# Data to use

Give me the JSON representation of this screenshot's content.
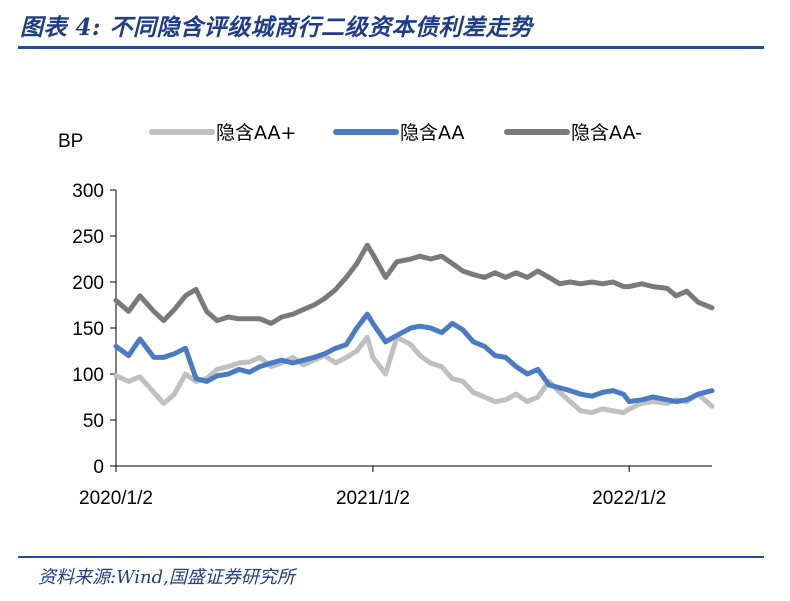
{
  "header": {
    "title": "图表 4:  不同隐含评级城商行二级资本债利差走势"
  },
  "footer": {
    "source": "资料来源:Wind,国盛证券研究所"
  },
  "chart_data": {
    "type": "line",
    "title": "图表 4:  不同隐含评级城商行二级资本债利差走势",
    "ylabel": "BP",
    "xlabel": "",
    "ylim": [
      0,
      300
    ],
    "yticks": [
      0,
      50,
      100,
      150,
      200,
      250,
      300
    ],
    "xticks": [
      "2020/1/2",
      "2021/1/2",
      "2022/1/2"
    ],
    "x_range": [
      "2020/1/2",
      "2022/4/30"
    ],
    "grid": false,
    "legend_position": "top",
    "x": [
      "2020/1/2",
      "2020/1/20",
      "2020/2/5",
      "2020/2/25",
      "2020/3/10",
      "2020/3/25",
      "2020/4/10",
      "2020/4/25",
      "2020/5/10",
      "2020/5/25",
      "2020/6/10",
      "2020/6/25",
      "2020/7/10",
      "2020/7/25",
      "2020/8/10",
      "2020/8/25",
      "2020/9/10",
      "2020/9/25",
      "2020/10/10",
      "2020/10/25",
      "2020/11/10",
      "2020/11/25",
      "2020/12/10",
      "2020/12/25",
      "2021/1/2",
      "2021/1/20",
      "2021/2/5",
      "2021/2/25",
      "2021/3/10",
      "2021/3/25",
      "2021/4/10",
      "2021/4/25",
      "2021/5/10",
      "2021/5/25",
      "2021/6/10",
      "2021/6/25",
      "2021/7/10",
      "2021/7/25",
      "2021/8/10",
      "2021/8/25",
      "2021/9/10",
      "2021/9/25",
      "2021/10/10",
      "2021/10/25",
      "2021/11/10",
      "2021/11/25",
      "2021/12/10",
      "2021/12/25",
      "2022/1/2",
      "2022/1/20",
      "2022/2/5",
      "2022/2/25",
      "2022/3/10",
      "2022/3/25",
      "2022/4/10",
      "2022/4/30"
    ],
    "series": [
      {
        "name": "隐含AA+",
        "color": "#c0c0c0",
        "values": [
          98,
          92,
          97,
          80,
          68,
          78,
          100,
          92,
          95,
          105,
          108,
          112,
          113,
          118,
          108,
          112,
          118,
          110,
          115,
          120,
          112,
          118,
          125,
          140,
          118,
          100,
          140,
          132,
          120,
          112,
          108,
          95,
          92,
          80,
          75,
          70,
          72,
          78,
          70,
          75,
          92,
          80,
          70,
          60,
          58,
          62,
          60,
          58,
          62,
          68,
          70,
          68,
          72,
          70,
          78,
          65
        ]
      },
      {
        "name": "隐含AA",
        "color": "#4a7cc4",
        "values": [
          130,
          120,
          138,
          118,
          118,
          122,
          128,
          95,
          92,
          98,
          100,
          105,
          102,
          108,
          112,
          115,
          112,
          115,
          118,
          122,
          128,
          132,
          150,
          165,
          155,
          135,
          142,
          150,
          152,
          150,
          145,
          155,
          148,
          135,
          130,
          120,
          118,
          108,
          100,
          105,
          88,
          85,
          82,
          78,
          76,
          80,
          82,
          78,
          70,
          72,
          75,
          72,
          70,
          72,
          78,
          82
        ]
      },
      {
        "name": "隐含AA-",
        "color": "#7a7a7a",
        "values": [
          180,
          168,
          185,
          168,
          158,
          170,
          185,
          192,
          168,
          158,
          162,
          160,
          160,
          160,
          155,
          162,
          165,
          170,
          175,
          182,
          192,
          205,
          220,
          240,
          230,
          205,
          222,
          225,
          228,
          225,
          228,
          220,
          212,
          208,
          205,
          210,
          205,
          210,
          205,
          212,
          205,
          198,
          200,
          198,
          200,
          198,
          200,
          195,
          195,
          198,
          195,
          193,
          185,
          190,
          178,
          172
        ]
      }
    ]
  }
}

# Task to complete
Each entry must be retyped word for word, with every image omitted.

# Result
Give me the JSON representation of this screenshot's content.
{
  "header": {
    "title": "图表 4:  不同隐含评级城商行二级资本债利差走势"
  },
  "footer": {
    "source": "资料来源:Wind,国盛证券研究所"
  },
  "chart_data": {
    "type": "line",
    "title": "图表 4:  不同隐含评级城商行二级资本债利差走势",
    "ylabel": "BP",
    "xlabel": "",
    "ylim": [
      0,
      300
    ],
    "yticks": [
      0,
      50,
      100,
      150,
      200,
      250,
      300
    ],
    "xticks": [
      "2020/1/2",
      "2021/1/2",
      "2022/1/2"
    ],
    "x_range": [
      "2020/1/2",
      "2022/4/30"
    ],
    "grid": false,
    "legend_position": "top",
    "x": [
      "2020/1/2",
      "2020/1/20",
      "2020/2/5",
      "2020/2/25",
      "2020/3/10",
      "2020/3/25",
      "2020/4/10",
      "2020/4/25",
      "2020/5/10",
      "2020/5/25",
      "2020/6/10",
      "2020/6/25",
      "2020/7/10",
      "2020/7/25",
      "2020/8/10",
      "2020/8/25",
      "2020/9/10",
      "2020/9/25",
      "2020/10/10",
      "2020/10/25",
      "2020/11/10",
      "2020/11/25",
      "2020/12/10",
      "2020/12/25",
      "2021/1/2",
      "2021/1/20",
      "2021/2/5",
      "2021/2/25",
      "2021/3/10",
      "2021/3/25",
      "2021/4/10",
      "2021/4/25",
      "2021/5/10",
      "2021/5/25",
      "2021/6/10",
      "2021/6/25",
      "2021/7/10",
      "2021/7/25",
      "2021/8/10",
      "2021/8/25",
      "2021/9/10",
      "2021/9/25",
      "2021/10/10",
      "2021/10/25",
      "2021/11/10",
      "2021/11/25",
      "2021/12/10",
      "2021/12/25",
      "2022/1/2",
      "2022/1/20",
      "2022/2/5",
      "2022/2/25",
      "2022/3/10",
      "2022/3/25",
      "2022/4/10",
      "2022/4/30"
    ],
    "series": [
      {
        "name": "隐含AA+",
        "color": "#c0c0c0",
        "values": [
          98,
          92,
          97,
          80,
          68,
          78,
          100,
          92,
          95,
          105,
          108,
          112,
          113,
          118,
          108,
          112,
          118,
          110,
          115,
          120,
          112,
          118,
          125,
          140,
          118,
          100,
          140,
          132,
          120,
          112,
          108,
          95,
          92,
          80,
          75,
          70,
          72,
          78,
          70,
          75,
          92,
          80,
          70,
          60,
          58,
          62,
          60,
          58,
          62,
          68,
          70,
          68,
          72,
          70,
          78,
          65
        ]
      },
      {
        "name": "隐含AA",
        "color": "#4a7cc4",
        "values": [
          130,
          120,
          138,
          118,
          118,
          122,
          128,
          95,
          92,
          98,
          100,
          105,
          102,
          108,
          112,
          115,
          112,
          115,
          118,
          122,
          128,
          132,
          150,
          165,
          155,
          135,
          142,
          150,
          152,
          150,
          145,
          155,
          148,
          135,
          130,
          120,
          118,
          108,
          100,
          105,
          88,
          85,
          82,
          78,
          76,
          80,
          82,
          78,
          70,
          72,
          75,
          72,
          70,
          72,
          78,
          82
        ]
      },
      {
        "name": "隐含AA-",
        "color": "#7a7a7a",
        "values": [
          180,
          168,
          185,
          168,
          158,
          170,
          185,
          192,
          168,
          158,
          162,
          160,
          160,
          160,
          155,
          162,
          165,
          170,
          175,
          182,
          192,
          205,
          220,
          240,
          230,
          205,
          222,
          225,
          228,
          225,
          228,
          220,
          212,
          208,
          205,
          210,
          205,
          210,
          205,
          212,
          205,
          198,
          200,
          198,
          200,
          198,
          200,
          195,
          195,
          198,
          195,
          193,
          185,
          190,
          178,
          172
        ]
      }
    ]
  }
}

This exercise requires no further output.